Stored data entries
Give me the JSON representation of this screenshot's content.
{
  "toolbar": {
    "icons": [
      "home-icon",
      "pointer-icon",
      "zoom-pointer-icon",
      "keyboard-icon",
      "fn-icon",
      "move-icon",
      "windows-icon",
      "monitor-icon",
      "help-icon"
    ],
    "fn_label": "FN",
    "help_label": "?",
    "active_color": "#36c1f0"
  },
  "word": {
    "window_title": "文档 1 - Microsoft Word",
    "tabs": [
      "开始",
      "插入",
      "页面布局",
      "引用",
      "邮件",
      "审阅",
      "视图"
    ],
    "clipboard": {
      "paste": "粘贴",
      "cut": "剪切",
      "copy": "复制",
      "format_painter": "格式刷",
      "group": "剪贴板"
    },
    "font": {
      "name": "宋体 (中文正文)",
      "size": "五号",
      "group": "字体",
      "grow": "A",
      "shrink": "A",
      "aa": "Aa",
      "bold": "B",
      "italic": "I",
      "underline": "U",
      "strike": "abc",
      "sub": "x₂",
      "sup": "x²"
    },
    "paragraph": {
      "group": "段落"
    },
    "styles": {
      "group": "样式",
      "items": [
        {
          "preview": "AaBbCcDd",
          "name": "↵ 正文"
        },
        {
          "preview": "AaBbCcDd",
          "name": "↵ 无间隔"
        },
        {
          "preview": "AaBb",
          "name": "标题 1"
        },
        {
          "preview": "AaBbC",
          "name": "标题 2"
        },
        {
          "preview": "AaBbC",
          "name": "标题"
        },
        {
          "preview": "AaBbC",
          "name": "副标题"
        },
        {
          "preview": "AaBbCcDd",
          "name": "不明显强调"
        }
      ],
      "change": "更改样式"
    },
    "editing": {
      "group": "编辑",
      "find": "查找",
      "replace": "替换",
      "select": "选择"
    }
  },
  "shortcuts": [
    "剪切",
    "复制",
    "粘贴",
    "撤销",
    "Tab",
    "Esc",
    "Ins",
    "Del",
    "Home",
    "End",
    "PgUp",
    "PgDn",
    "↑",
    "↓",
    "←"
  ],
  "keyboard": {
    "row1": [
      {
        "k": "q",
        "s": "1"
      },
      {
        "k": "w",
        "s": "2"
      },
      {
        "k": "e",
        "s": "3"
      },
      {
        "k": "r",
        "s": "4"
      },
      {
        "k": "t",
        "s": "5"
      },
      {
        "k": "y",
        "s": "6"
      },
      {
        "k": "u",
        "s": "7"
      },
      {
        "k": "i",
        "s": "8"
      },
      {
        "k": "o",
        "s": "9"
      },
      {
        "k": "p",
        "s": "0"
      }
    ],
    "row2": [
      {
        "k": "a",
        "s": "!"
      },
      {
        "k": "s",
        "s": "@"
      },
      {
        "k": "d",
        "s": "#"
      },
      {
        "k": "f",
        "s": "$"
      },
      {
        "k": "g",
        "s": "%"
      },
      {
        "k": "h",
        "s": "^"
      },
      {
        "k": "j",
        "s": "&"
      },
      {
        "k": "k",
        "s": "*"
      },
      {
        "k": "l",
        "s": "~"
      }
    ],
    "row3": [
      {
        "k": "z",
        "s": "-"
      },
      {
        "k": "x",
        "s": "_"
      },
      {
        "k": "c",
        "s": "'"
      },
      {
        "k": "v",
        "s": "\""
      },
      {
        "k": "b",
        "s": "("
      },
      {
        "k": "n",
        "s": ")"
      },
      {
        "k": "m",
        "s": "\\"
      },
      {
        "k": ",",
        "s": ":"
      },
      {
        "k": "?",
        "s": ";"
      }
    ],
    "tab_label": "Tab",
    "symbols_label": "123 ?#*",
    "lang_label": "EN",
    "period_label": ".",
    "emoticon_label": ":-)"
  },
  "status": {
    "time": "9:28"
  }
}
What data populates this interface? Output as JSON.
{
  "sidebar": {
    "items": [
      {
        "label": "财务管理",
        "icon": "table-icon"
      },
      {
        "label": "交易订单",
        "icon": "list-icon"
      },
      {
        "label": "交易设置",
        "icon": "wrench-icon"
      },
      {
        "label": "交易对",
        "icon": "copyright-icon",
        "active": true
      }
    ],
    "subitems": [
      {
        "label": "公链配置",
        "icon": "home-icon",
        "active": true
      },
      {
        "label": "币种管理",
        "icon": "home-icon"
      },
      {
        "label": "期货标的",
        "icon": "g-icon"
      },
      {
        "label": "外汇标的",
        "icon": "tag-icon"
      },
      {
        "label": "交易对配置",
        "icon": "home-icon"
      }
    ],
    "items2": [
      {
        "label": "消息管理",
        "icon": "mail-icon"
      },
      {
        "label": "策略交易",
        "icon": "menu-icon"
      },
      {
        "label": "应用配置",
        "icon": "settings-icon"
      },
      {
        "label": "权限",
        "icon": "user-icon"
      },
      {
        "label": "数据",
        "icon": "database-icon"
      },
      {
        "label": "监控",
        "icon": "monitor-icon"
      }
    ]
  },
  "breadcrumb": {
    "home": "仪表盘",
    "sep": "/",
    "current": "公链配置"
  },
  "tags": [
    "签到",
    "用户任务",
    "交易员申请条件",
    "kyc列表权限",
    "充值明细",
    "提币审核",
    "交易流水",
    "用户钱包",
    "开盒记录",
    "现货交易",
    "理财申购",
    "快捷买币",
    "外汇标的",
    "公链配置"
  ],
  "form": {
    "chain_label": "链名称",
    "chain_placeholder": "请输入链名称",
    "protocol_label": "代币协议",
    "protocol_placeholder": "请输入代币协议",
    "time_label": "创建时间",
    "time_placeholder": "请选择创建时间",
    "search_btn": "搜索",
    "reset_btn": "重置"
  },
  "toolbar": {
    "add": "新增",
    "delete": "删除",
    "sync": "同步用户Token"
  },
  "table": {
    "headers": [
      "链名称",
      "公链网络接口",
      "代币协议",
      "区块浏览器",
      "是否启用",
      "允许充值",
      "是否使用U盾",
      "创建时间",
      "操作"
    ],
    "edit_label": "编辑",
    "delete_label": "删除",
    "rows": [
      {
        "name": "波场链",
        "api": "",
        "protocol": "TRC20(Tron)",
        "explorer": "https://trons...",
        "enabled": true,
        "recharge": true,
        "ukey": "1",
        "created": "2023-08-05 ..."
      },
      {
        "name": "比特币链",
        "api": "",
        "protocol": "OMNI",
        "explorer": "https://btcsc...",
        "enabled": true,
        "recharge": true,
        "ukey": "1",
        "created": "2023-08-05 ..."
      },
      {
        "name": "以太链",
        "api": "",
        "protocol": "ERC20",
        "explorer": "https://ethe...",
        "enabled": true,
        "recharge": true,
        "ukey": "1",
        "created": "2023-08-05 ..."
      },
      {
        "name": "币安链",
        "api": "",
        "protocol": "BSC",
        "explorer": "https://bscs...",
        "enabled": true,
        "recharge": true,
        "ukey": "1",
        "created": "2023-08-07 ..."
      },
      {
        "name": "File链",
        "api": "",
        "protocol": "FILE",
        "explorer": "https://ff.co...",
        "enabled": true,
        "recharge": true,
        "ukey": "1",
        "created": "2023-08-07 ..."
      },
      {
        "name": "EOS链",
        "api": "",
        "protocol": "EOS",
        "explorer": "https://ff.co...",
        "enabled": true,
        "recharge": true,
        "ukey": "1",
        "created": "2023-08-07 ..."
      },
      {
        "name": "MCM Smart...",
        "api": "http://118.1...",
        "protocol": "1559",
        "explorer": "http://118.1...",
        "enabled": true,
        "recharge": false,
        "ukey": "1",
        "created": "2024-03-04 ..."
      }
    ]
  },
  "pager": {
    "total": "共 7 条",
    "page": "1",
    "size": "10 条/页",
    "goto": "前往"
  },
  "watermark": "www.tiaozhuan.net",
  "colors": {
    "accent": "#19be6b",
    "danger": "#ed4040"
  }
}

Aim: Reproduce all of the data exactly as given.

Solution to this task:
Give me the JSON representation of this screenshot's content.
{
  "toolbar": {
    "icons": [
      "home-icon",
      "pointer-icon",
      "zoom-pointer-icon",
      "keyboard-icon",
      "fn-icon",
      "move-icon",
      "windows-icon",
      "monitor-icon",
      "help-icon"
    ],
    "fn_label": "FN",
    "help_label": "?",
    "active_color": "#36c1f0"
  },
  "word": {
    "window_title": "文档 1 - Microsoft Word",
    "tabs": [
      "开始",
      "插入",
      "页面布局",
      "引用",
      "邮件",
      "审阅",
      "视图"
    ],
    "clipboard": {
      "paste": "粘贴",
      "cut": "剪切",
      "copy": "复制",
      "format_painter": "格式刷",
      "group": "剪贴板"
    },
    "font": {
      "name": "宋体 (中文正文)",
      "size": "五号",
      "group": "字体",
      "grow": "A",
      "shrink": "A",
      "aa": "Aa",
      "bold": "B",
      "italic": "I",
      "underline": "U",
      "strike": "abc",
      "sub": "x₂",
      "sup": "x²"
    },
    "paragraph": {
      "group": "段落"
    },
    "styles": {
      "group": "样式",
      "items": [
        {
          "preview": "AaBbCcDd",
          "name": "↵ 正文"
        },
        {
          "preview": "AaBbCcDd",
          "name": "↵ 无间隔"
        },
        {
          "preview": "AaBb",
          "name": "标题 1"
        },
        {
          "preview": "AaBbC",
          "name": "标题 2"
        },
        {
          "preview": "AaBbC",
          "name": "标题"
        },
        {
          "preview": "AaBbC",
          "name": "副标题"
        },
        {
          "preview": "AaBbCcDd",
          "name": "不明显强调"
        }
      ],
      "change": "更改样式"
    },
    "editing": {
      "group": "编辑",
      "find": "查找",
      "replace": "替换",
      "select": "选择"
    }
  },
  "shortcuts": [
    "剪切",
    "复制",
    "粘贴",
    "撤销",
    "Tab",
    "Esc",
    "Ins",
    "Del",
    "Home",
    "End",
    "PgUp",
    "PgDn",
    "↑",
    "↓",
    "←"
  ],
  "keyboard": {
    "row1": [
      {
        "k": "q",
        "s": "1"
      },
      {
        "k": "w",
        "s": "2"
      },
      {
        "k": "e",
        "s": "3"
      },
      {
        "k": "r",
        "s": "4"
      },
      {
        "k": "t",
        "s": "5"
      },
      {
        "k": "y",
        "s": "6"
      },
      {
        "k": "u",
        "s": "7"
      },
      {
        "k": "i",
        "s": "8"
      },
      {
        "k": "o",
        "s": "9"
      },
      {
        "k": "p",
        "s": "0"
      }
    ],
    "row2": [
      {
        "k": "a",
        "s": "!"
      },
      {
        "k": "s",
        "s": "@"
      },
      {
        "k": "d",
        "s": "#"
      },
      {
        "k": "f",
        "s": "$"
      },
      {
        "k": "g",
        "s": "%"
      },
      {
        "k": "h",
        "s": "^"
      },
      {
        "k": "j",
        "s": "&"
      },
      {
        "k": "k",
        "s": "*"
      },
      {
        "k": "l",
        "s": "~"
      }
    ],
    "row3": [
      {
        "k": "z",
        "s": "-"
      },
      {
        "k": "x",
        "s": "_"
      },
      {
        "k": "c",
        "s": "'"
      },
      {
        "k": "v",
        "s": "\""
      },
      {
        "k": "b",
        "s": "("
      },
      {
        "k": "n",
        "s": ")"
      },
      {
        "k": "m",
        "s": "\\"
      },
      {
        "k": ",",
        "s": ":"
      },
      {
        "k": "?",
        "s": ";"
      }
    ],
    "tab_label": "Tab",
    "symbols_label": "123 ?#*",
    "lang_label": "EN",
    "period_label": ".",
    "emoticon_label": ":-)"
  },
  "status": {
    "time": "9:28"
  }
}
What data populates this interface? Output as JSON.
{
  "sidebar": {
    "items": [
      {
        "label": "财务管理",
        "icon": "table-icon"
      },
      {
        "label": "交易订单",
        "icon": "list-icon"
      },
      {
        "label": "交易设置",
        "icon": "wrench-icon"
      },
      {
        "label": "交易对",
        "icon": "copyright-icon",
        "active": true
      }
    ],
    "subitems": [
      {
        "label": "公链配置",
        "icon": "home-icon",
        "active": true
      },
      {
        "label": "币种管理",
        "icon": "home-icon"
      },
      {
        "label": "期货标的",
        "icon": "g-icon"
      },
      {
        "label": "外汇标的",
        "icon": "tag-icon"
      },
      {
        "label": "交易对配置",
        "icon": "home-icon"
      }
    ],
    "items2": [
      {
        "label": "消息管理",
        "icon": "mail-icon"
      },
      {
        "label": "策略交易",
        "icon": "menu-icon"
      },
      {
        "label": "应用配置",
        "icon": "settings-icon"
      },
      {
        "label": "权限",
        "icon": "user-icon"
      },
      {
        "label": "数据",
        "icon": "database-icon"
      },
      {
        "label": "监控",
        "icon": "monitor-icon"
      }
    ]
  },
  "breadcrumb": {
    "home": "仪表盘",
    "sep": "/",
    "current": "公链配置"
  },
  "tags": [
    "签到",
    "用户任务",
    "交易员申请条件",
    "kyc列表权限",
    "充值明细",
    "提币审核",
    "交易流水",
    "用户钱包",
    "开盒记录",
    "现货交易",
    "理财申购",
    "快捷买币",
    "外汇标的",
    "公链配置"
  ],
  "form": {
    "chain_label": "链名称",
    "chain_placeholder": "请输入链名称",
    "protocol_label": "代币协议",
    "protocol_placeholder": "请输入代币协议",
    "time_label": "创建时间",
    "time_placeholder": "请选择创建时间",
    "search_btn": "搜索",
    "reset_btn": "重置"
  },
  "toolbar": {
    "add": "新增",
    "delete": "删除",
    "sync": "同步用户Token"
  },
  "table": {
    "headers": [
      "链名称",
      "公链网络接口",
      "代币协议",
      "区块浏览器",
      "是否启用",
      "允许充值",
      "是否使用U盾",
      "创建时间",
      "操作"
    ],
    "edit_label": "编辑",
    "delete_label": "删除",
    "rows": [
      {
        "name": "波场链",
        "api": "",
        "protocol": "TRC20(Tron)",
        "explorer": "https://trons...",
        "enabled": true,
        "recharge": true,
        "ukey": "1",
        "created": "2023-08-05 ..."
      },
      {
        "name": "比特币链",
        "api": "",
        "protocol": "OMNI",
        "explorer": "https://btcsc...",
        "enabled": true,
        "recharge": true,
        "ukey": "1",
        "created": "2023-08-05 ..."
      },
      {
        "name": "以太链",
        "api": "",
        "protocol": "ERC20",
        "explorer": "https://ethe...",
        "enabled": true,
        "recharge": true,
        "ukey": "1",
        "created": "2023-08-05 ..."
      },
      {
        "name": "币安链",
        "api": "",
        "protocol": "BSC",
        "explorer": "https://bscs...",
        "enabled": true,
        "recharge": true,
        "ukey": "1",
        "created": "2023-08-07 ..."
      },
      {
        "name": "File链",
        "api": "",
        "protocol": "FILE",
        "explorer": "https://ff.co...",
        "enabled": true,
        "recharge": true,
        "ukey": "1",
        "created": "2023-08-07 ..."
      },
      {
        "name": "EOS链",
        "api": "",
        "protocol": "EOS",
        "explorer": "https://ff.co...",
        "enabled": true,
        "recharge": true,
        "ukey": "1",
        "created": "2023-08-07 ..."
      },
      {
        "name": "MCM Smart...",
        "api": "http://118.1...",
        "protocol": "1559",
        "explorer": "http://118.1...",
        "enabled": true,
        "recharge": false,
        "ukey": "1",
        "created": "2024-03-04 ..."
      }
    ]
  },
  "pager": {
    "total": "共 7 条",
    "page": "1",
    "size": "10 条/页",
    "goto": "前往"
  },
  "watermark": "www.tiaozhuan.net",
  "colors": {
    "accent": "#19be6b",
    "danger": "#ed4040"
  }
}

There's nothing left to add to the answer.